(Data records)
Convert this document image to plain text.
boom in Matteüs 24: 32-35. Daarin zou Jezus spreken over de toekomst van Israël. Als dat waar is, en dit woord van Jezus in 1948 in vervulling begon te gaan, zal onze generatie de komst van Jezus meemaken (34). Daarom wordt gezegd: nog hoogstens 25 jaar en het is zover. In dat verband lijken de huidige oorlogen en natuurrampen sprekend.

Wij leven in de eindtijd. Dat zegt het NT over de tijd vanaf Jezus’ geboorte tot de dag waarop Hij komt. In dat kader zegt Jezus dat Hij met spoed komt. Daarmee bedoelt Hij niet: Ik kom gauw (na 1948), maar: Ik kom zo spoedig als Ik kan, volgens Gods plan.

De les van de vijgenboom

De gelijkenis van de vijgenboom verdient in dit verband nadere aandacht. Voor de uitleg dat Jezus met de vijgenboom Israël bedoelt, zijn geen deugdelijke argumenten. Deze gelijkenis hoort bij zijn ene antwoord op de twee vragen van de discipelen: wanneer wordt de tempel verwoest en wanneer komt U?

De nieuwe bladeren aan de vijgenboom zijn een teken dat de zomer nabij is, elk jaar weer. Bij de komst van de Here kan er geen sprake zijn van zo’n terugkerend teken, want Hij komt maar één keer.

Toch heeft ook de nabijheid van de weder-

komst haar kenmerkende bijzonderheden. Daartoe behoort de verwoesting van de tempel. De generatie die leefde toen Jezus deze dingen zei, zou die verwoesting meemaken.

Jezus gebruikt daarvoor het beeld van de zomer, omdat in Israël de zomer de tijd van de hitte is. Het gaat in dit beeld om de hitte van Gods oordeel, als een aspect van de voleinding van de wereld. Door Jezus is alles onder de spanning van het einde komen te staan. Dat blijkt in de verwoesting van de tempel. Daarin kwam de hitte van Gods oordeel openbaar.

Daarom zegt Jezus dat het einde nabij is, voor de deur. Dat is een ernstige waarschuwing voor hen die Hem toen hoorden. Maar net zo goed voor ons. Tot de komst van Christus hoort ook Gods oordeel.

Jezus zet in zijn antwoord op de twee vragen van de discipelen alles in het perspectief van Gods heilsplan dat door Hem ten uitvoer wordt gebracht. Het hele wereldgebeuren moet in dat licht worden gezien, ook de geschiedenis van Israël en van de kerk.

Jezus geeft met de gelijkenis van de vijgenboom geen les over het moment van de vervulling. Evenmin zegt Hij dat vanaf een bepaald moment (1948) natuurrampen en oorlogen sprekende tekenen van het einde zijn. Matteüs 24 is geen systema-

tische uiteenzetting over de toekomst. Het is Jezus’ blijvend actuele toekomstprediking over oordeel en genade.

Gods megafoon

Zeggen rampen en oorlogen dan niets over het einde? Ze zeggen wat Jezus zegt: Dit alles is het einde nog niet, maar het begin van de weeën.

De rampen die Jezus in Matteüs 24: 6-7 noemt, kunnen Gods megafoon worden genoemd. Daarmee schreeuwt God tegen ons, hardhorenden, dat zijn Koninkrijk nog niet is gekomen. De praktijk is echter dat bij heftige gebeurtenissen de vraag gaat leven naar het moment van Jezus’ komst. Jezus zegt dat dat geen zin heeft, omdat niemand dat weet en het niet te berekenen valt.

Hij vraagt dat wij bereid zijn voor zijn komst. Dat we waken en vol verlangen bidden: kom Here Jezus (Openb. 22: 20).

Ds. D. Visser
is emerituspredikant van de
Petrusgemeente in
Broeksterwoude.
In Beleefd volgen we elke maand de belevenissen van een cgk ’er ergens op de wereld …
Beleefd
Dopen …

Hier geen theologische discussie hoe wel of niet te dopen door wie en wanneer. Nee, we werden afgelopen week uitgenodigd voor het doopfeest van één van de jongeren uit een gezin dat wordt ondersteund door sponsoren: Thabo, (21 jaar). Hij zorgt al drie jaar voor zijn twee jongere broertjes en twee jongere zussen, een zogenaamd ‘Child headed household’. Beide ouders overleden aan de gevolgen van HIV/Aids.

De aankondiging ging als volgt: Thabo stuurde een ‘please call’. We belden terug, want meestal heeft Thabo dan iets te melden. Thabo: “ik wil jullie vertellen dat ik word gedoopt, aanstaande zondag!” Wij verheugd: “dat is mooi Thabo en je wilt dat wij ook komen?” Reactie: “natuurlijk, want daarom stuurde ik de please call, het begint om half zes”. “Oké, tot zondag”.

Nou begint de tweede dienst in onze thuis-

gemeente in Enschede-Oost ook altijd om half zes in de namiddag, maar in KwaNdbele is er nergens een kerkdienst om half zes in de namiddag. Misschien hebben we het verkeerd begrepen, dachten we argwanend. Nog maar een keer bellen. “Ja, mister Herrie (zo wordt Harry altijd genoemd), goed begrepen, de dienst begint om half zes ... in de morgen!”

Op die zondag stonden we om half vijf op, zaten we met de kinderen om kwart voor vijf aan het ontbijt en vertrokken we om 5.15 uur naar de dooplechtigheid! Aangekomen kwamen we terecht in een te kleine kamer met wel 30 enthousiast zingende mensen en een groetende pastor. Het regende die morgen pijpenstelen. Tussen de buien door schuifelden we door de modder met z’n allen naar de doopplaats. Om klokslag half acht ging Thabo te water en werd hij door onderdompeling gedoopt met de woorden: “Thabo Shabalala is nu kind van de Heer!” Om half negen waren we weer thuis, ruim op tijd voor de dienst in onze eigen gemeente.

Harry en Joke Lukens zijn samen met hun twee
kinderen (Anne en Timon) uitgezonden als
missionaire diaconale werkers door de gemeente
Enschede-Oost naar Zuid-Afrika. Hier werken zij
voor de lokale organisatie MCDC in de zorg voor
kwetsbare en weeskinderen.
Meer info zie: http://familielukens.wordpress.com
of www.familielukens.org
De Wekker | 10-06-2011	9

> Written problem: Give the records above again, word for word.

> Exercise output:
Convert this document image to plain text.
boom in Matteüs 24: 32-35. Daarin zou Jezus spreken over de toekomst van Israël. Als dat waar is, en dit woord van Jezus in 1948 in vervulling begon te gaan, zal onze generatie de komst van Jezus meemaken (34). Daarom wordt gezegd: nog hoogstens 25 jaar en het is zover. In dat verband lijken de huidige oorlogen en natuurrampen sprekend.

Wij leven in de eindtijd. Dat zegt het NT over de tijd vanaf Jezus’ geboorte tot de dag waarop Hij komt. In dat kader zegt Jezus dat Hij met spoed komt. Daarmee bedoelt Hij niet: Ik kom gauw (na 1948), maar: Ik kom zo spoedig als Ik kan, volgens Gods plan.

De les van de vijgenboom

De gelijkenis van de vijgenboom verdient in dit verband nadere aandacht. Voor de uitleg dat Jezus met de vijgenboom Israël bedoelt, zijn geen deugdelijke argumenten. Deze gelijkenis hoort bij zijn ene antwoord op de twee vragen van de discipelen: wanneer wordt de tempel verwoest en wanneer komt U?

De nieuwe bladeren aan de vijgenboom zijn een teken dat de zomer nabij is, elk jaar weer. Bij de komst van de Here kan er geen sprake zijn van zo’n terugkerend teken, want Hij komt maar één keer.

Toch heeft ook de nabijheid van de weder-

komst haar kenmerkende bijzonderheden. Daartoe behoort de verwoesting van de tempel. De generatie die leefde toen Jezus deze dingen zei, zou die verwoesting meemaken.

Jezus gebruikt daarvoor het beeld van de zomer, omdat in Israël de zomer de tijd van de hitte is. Het gaat in dit beeld om de hitte van Gods oordeel, als een aspect van de voleinding van de wereld. Door Jezus is alles onder de spanning van het einde komen te staan. Dat blijkt in de verwoesting van de tempel. Daarin kwam de hitte van Gods oordeel openbaar.

Daarom zegt Jezus dat het einde nabij is, voor de deur. Dat is een ernstige waarschuwing voor hen die Hem toen hoorden. Maar net zo goed voor ons. Tot de komst van Christus hoort ook Gods oordeel.

Jezus zet in zijn antwoord op de twee vragen van de discipelen alles in het perspectief van Gods heilsplan dat door Hem ten uitvoer wordt gebracht. Het hele wereldgebeuren moet in dat licht worden gezien, ook de geschiedenis van Israël en van de kerk.

Jezus geeft met de gelijkenis van de vijgenboom geen les over het moment van de vervulling. Evenmin zegt Hij dat vanaf een bepaald moment (1948) natuurrampen en oorlogen sprekende tekenen van het einde zijn. Matteüs 24 is geen systema-

tische uiteenzetting over de toekomst. Het is Jezus’ blijvend actuele toekomstprediking over oordeel en genade.

Gods megafoon

Zeggen rampen en oorlogen dan niets over het einde? Ze zeggen wat Jezus zegt: Dit alles is het einde nog niet, maar het begin van de weeën.

De rampen die Jezus in Matteüs 24: 6-7 noemt, kunnen Gods megafoon worden genoemd. Daarmee schreeuwt God tegen ons, hardhorenden, dat zijn Koninkrijk nog niet is gekomen. De praktijk is echter dat bij heftige gebeurtenissen de vraag gaat leven naar het moment van Jezus’ komst. Jezus zegt dat dat geen zin heeft, omdat niemand dat weet en het niet te berekenen valt.

Hij vraagt dat wij bereid zijn voor zijn komst. Dat we waken en vol verlangen bidden: kom Here Jezus (Openb. 22: 20).

Ds. D. Visser
is emerituspredikant van de
Petrusgemeente in
Broeksterwoude.
In Beleefd volgen we elke maand de belevenissen van een cgk ’er ergens op de wereld …
Beleefd
Dopen …

Hier geen theologische discussie hoe wel of niet te dopen door wie en wanneer. Nee, we werden afgelopen week uitgenodigd voor het doopfeest van één van de jongeren uit een gezin dat wordt ondersteund door sponsoren: Thabo, (21 jaar). Hij zorgt al drie jaar voor zijn twee jongere broertjes en twee jongere zussen, een zogenaamd ‘Child headed household’. Beide ouders overleden aan de gevolgen van HIV/Aids.

De aankondiging ging als volgt: Thabo stuurde een ‘please call’. We belden terug, want meestal heeft Thabo dan iets te melden. Thabo: “ik wil jullie vertellen dat ik word gedoopt, aanstaande zondag!” Wij verheugd: “dat is mooi Thabo en je wilt dat wij ook komen?” Reactie: “natuurlijk, want daarom stuurde ik de please call, het begint om half zes”. “Oké, tot zondag”.

Nou begint de tweede dienst in onze thuis-

gemeente in Enschede-Oost ook altijd om half zes in de namiddag, maar in KwaNdbele is er nergens een kerkdienst om half zes in de namiddag. Misschien hebben we het verkeerd begrepen, dachten we argwanend. Nog maar een keer bellen. “Ja, mister Herrie (zo wordt Harry altijd genoemd), goed begrepen, de dienst begint om half zes ... in de morgen!”

Op die zondag stonden we om half vijf op, zaten we met de kinderen om kwart voor vijf aan het ontbijt en vertrokken we om 5.15 uur naar de dooplechtigheid! Aangekomen kwamen we terecht in een te kleine kamer met wel 30 enthousiast zingende mensen en een groetende pastor. Het regende die morgen pijpenstelen. Tussen de buien door schuifelden we door de modder met z’n allen naar de doopplaats. Om klokslag half acht ging Thabo te water en werd hij door onderdompeling gedoopt met de woorden: “Thabo Shabalala is nu kind van de Heer!” Om half negen waren we weer thuis, ruim op tijd voor de dienst in onze eigen gemeente.

Harry en Joke Lukens zijn samen met hun twee
kinderen (Anne en Timon) uitgezonden als
missionaire diaconale werkers door de gemeente
Enschede-Oost naar Zuid-Afrika. Hier werken zij
voor de lokale organisatie MCDC in de zorg voor
kwetsbare en weeskinderen.
Meer info zie: http://familielukens.wordpress.com
of www.familielukens.org
De Wekker | 10-06-2011	9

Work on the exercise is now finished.